RECORD EXCERPTS ::
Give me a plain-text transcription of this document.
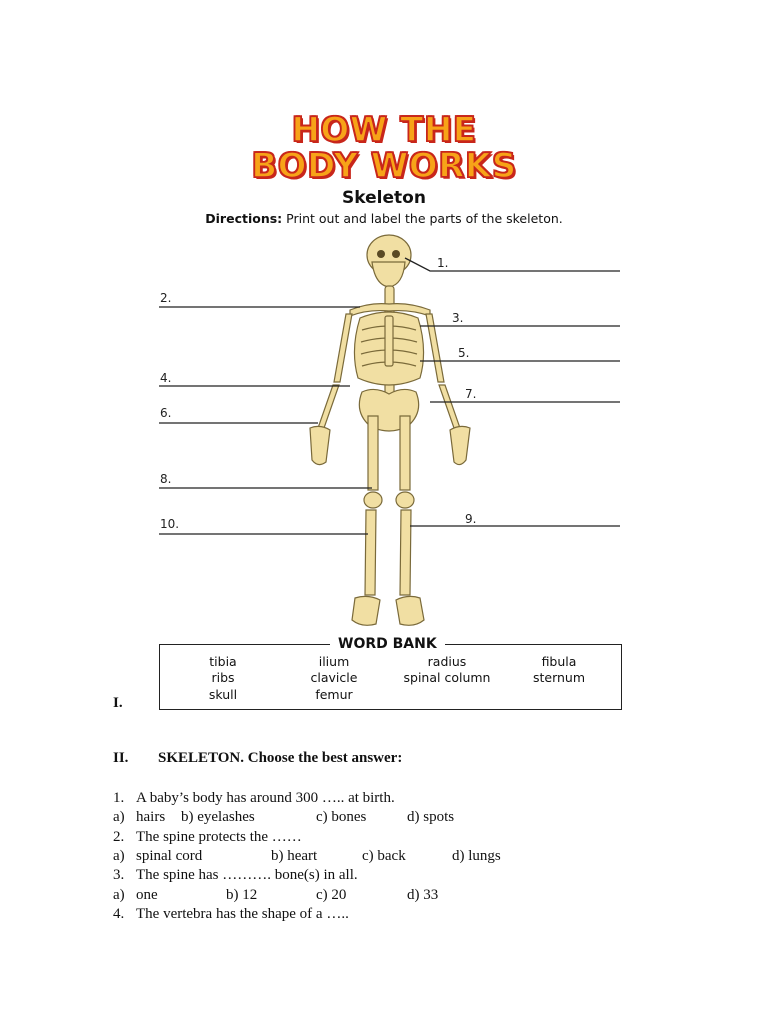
HOW THE
BODY WORKS
Skeleton
Directions: Print out and label the parts of the skeleton.
1.
2.
3.
4.
5.
6.
7.
8.
9.
10.
WORD BANK
tibia	ilium	radius	fibula
ribs	clavicle	spinal column	sternum
skull	femur
I.
II. SKELETON. Choose the best answer:
1. A baby’s body has around 300 ….. at birth.
a) hairs b) eyelashes	c) bones	d) spots
2. The spine protects the ……
a) spinal cord	b) heart	c) back	d) lungs
3. The spine has ………. bone(s) in all.
a) one	b) 12	c) 20	d) 33
4. The vertebra has the shape of a …..
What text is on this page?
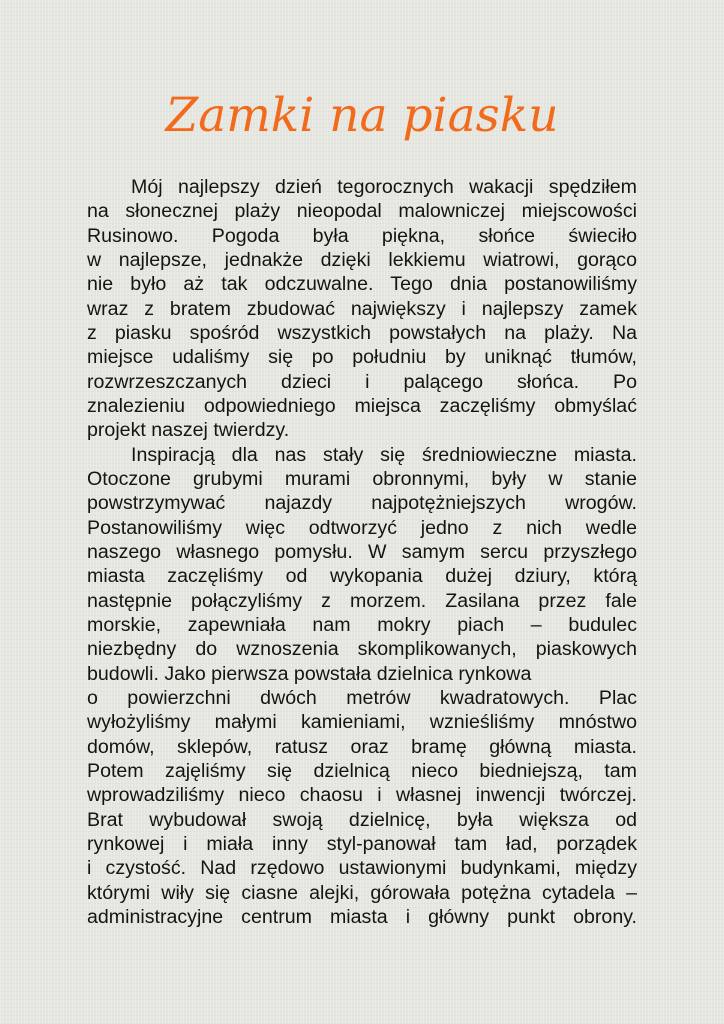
Zamki na piasku
Mój najlepszy dzień tegorocznych wakacji spędziłem
na słonecznej plaży nieopodal malowniczej miejscowości
Rusinowo. Pogoda była piękna, słońce świeciło
w najlepsze, jednakże dzięki lekkiemu wiatrowi, gorąco
nie było aż tak odczuwalne. Tego dnia postanowiliśmy
wraz z bratem zbudować największy i najlepszy zamek
z piasku spośród wszystkich powstałych na plaży. Na
miejsce udaliśmy się po południu by uniknąć tłumów,
rozwrzeszczanych dzieci i palącego słońca. Po
znalezieniu odpowiedniego miejsca zaczęliśmy obmyślać
projekt naszej twierdzy.
Inspiracją dla nas stały się średniowieczne miasta.
Otoczone grubymi murami obronnymi, były w stanie
powstrzymywać najazdy najpotężniejszych wrogów.
Postanowiliśmy więc odtworzyć jedno z nich wedle
naszego własnego pomysłu. W samym sercu przyszłego
miasta zaczęliśmy od wykopania dużej dziury, którą
następnie połączyliśmy z morzem. Zasilana przez fale
morskie, zapewniała nam mokry piach – budulec
niezbędny do wznoszenia skomplikowanych, piaskowych
budowli. Jako pierwsza powstała dzielnica rynkowa
o powierzchni dwóch metrów kwadratowych. Plac
wyłożyliśmy małymi kamieniami, wznieśliśmy mnóstwo
domów, sklepów, ratusz oraz bramę główną miasta.
Potem zajęliśmy się dzielnicą nieco biedniejszą, tam
wprowadziliśmy nieco chaosu i własnej inwencji twórczej.
Brat wybudował swoją dzielnicę, była większa od
rynkowej i miała inny styl-panował tam ład, porządek
i czystość. Nad rzędowo ustawionymi budynkami, między
którymi wiły się ciasne alejki, górowała potężna cytadela –
administracyjne centrum miasta i główny punkt obrony.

EXERCISE DESCRIPTION ::
All of the data above should be transcribed verbatim, with pictures omitted.

RESPONSE FOR THIS EXERCISE ::
Give me a plain-text transcription of this document.
HOW THE
BODY WORKS
Skeleton
Directions: Print out and label the parts of the skeleton.
1.
2.
3.
4.
5.
6.
7.
8.
9.
10.
WORD BANK
tibia	ilium	radius	fibula
ribs	clavicle	spinal column	sternum
skull	femur
I.
II. SKELETON. Choose the best answer:
1. A baby’s body has around 300 ….. at birth.
a) hairs b) eyelashes	c) bones	d) spots
2. The spine protects the ……
a) spinal cord	b) heart	c) back	d) lungs
3. The spine has ………. bone(s) in all.
a) one	b) 12	c) 20	d) 33
4. The vertebra has the shape of a …..
What text is on this page?
Zamki na piasku
Mój najlepszy dzień tegorocznych wakacji spędziłem
na słonecznej plaży nieopodal malowniczej miejscowości
Rusinowo. Pogoda była piękna, słońce świeciło
w najlepsze, jednakże dzięki lekkiemu wiatrowi, gorąco
nie było aż tak odczuwalne. Tego dnia postanowiliśmy
wraz z bratem zbudować największy i najlepszy zamek
z piasku spośród wszystkich powstałych na plaży. Na
miejsce udaliśmy się po południu by uniknąć tłumów,
rozwrzeszczanych dzieci i palącego słońca. Po
znalezieniu odpowiedniego miejsca zaczęliśmy obmyślać
projekt naszej twierdzy.
Inspiracją dla nas stały się średniowieczne miasta.
Otoczone grubymi murami obronnymi, były w stanie
powstrzymywać najazdy najpotężniejszych wrogów.
Postanowiliśmy więc odtworzyć jedno z nich wedle
naszego własnego pomysłu. W samym sercu przyszłego
miasta zaczęliśmy od wykopania dużej dziury, którą
następnie połączyliśmy z morzem. Zasilana przez fale
morskie, zapewniała nam mokry piach – budulec
niezbędny do wznoszenia skomplikowanych, piaskowych
budowli. Jako pierwsza powstała dzielnica rynkowa
o powierzchni dwóch metrów kwadratowych. Plac
wyłożyliśmy małymi kamieniami, wznieśliśmy mnóstwo
domów, sklepów, ratusz oraz bramę główną miasta.
Potem zajęliśmy się dzielnicą nieco biedniejszą, tam
wprowadziliśmy nieco chaosu i własnej inwencji twórczej.
Brat wybudował swoją dzielnicę, była większa od
rynkowej i miała inny styl-panował tam ład, porządek
i czystość. Nad rzędowo ustawionymi budynkami, między
którymi wiły się ciasne alejki, górowała potężna cytadela –
administracyjne centrum miasta i główny punkt obrony.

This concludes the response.